• [DESCRIPTION OF THE TASK]
Every line that contains the word "células" should be copied out.

• [DATASET ROWS]
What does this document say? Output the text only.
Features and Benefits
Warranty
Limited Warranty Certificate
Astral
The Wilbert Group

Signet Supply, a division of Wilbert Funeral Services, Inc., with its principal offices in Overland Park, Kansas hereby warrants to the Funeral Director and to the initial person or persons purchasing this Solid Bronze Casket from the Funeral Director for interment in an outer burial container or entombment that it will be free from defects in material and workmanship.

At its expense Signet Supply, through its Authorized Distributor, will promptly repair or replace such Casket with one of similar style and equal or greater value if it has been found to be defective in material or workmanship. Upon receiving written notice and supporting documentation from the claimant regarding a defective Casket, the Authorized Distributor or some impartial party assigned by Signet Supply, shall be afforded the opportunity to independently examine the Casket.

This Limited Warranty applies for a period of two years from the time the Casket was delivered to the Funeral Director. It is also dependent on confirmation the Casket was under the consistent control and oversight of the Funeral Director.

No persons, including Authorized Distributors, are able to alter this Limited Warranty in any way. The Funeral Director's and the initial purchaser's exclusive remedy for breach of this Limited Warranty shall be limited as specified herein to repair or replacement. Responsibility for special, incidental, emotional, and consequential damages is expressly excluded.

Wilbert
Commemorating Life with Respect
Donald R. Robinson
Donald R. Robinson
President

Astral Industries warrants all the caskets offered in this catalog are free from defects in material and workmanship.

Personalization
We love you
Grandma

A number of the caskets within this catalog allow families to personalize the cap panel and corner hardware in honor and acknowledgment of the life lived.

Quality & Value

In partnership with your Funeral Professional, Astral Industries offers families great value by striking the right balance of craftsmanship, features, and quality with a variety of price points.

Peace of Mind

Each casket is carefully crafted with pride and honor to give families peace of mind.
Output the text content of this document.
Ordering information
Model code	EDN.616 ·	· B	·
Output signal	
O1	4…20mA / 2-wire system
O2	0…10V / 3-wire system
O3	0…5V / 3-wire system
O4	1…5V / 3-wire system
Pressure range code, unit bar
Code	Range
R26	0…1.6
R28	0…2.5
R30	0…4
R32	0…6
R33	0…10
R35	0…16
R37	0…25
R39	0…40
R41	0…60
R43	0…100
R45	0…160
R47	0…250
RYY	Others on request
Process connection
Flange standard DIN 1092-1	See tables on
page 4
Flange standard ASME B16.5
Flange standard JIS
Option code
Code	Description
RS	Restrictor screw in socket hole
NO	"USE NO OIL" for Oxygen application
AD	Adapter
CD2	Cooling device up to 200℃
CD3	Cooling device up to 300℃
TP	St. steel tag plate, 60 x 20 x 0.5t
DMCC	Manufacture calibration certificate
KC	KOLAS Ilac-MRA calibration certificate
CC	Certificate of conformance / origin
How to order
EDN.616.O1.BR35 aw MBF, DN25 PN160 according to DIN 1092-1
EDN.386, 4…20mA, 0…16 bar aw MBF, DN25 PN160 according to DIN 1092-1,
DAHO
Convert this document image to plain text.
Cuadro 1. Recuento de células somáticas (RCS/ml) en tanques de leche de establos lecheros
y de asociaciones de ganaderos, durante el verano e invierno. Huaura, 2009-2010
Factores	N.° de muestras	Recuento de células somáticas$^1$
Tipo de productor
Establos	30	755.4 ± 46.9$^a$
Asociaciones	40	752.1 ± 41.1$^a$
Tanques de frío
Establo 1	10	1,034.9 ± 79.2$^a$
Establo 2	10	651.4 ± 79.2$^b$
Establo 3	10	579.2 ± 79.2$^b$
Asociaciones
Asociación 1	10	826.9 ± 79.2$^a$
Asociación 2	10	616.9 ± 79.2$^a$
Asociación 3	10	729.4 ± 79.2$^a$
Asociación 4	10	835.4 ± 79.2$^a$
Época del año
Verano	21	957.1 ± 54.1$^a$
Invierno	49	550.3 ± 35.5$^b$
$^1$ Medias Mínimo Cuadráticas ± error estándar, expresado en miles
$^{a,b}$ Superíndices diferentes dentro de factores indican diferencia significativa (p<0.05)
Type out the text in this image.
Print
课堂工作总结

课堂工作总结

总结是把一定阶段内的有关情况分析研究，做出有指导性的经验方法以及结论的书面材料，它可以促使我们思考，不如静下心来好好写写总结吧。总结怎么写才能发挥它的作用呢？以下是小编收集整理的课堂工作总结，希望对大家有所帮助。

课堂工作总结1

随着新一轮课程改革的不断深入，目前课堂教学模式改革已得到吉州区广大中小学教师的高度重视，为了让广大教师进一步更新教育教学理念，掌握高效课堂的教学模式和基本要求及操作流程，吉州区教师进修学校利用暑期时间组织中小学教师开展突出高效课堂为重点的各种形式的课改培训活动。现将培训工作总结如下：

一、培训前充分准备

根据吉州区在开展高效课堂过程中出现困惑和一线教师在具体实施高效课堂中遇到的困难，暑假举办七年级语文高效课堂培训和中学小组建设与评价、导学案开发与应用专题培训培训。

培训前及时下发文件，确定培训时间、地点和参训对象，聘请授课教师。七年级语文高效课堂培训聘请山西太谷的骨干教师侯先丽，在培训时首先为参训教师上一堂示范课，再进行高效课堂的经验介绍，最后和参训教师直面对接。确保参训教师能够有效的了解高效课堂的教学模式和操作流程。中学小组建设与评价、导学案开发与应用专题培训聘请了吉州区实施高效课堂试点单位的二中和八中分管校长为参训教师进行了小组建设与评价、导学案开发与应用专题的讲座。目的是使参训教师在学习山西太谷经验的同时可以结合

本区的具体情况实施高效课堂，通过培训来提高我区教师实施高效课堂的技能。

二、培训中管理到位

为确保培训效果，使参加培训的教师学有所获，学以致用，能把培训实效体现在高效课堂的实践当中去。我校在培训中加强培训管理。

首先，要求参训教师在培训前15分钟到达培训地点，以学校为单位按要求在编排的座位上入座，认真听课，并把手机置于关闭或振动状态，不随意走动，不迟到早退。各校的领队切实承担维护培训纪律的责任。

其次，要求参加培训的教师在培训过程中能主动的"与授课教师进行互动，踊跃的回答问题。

• [TASK RESULT]
Cuadro 1. Recuento de células somáticas (RCS/ml) en tanques de leche de establos lecheros
Factores	N.° de muestras	Recuento de células somáticas$^1$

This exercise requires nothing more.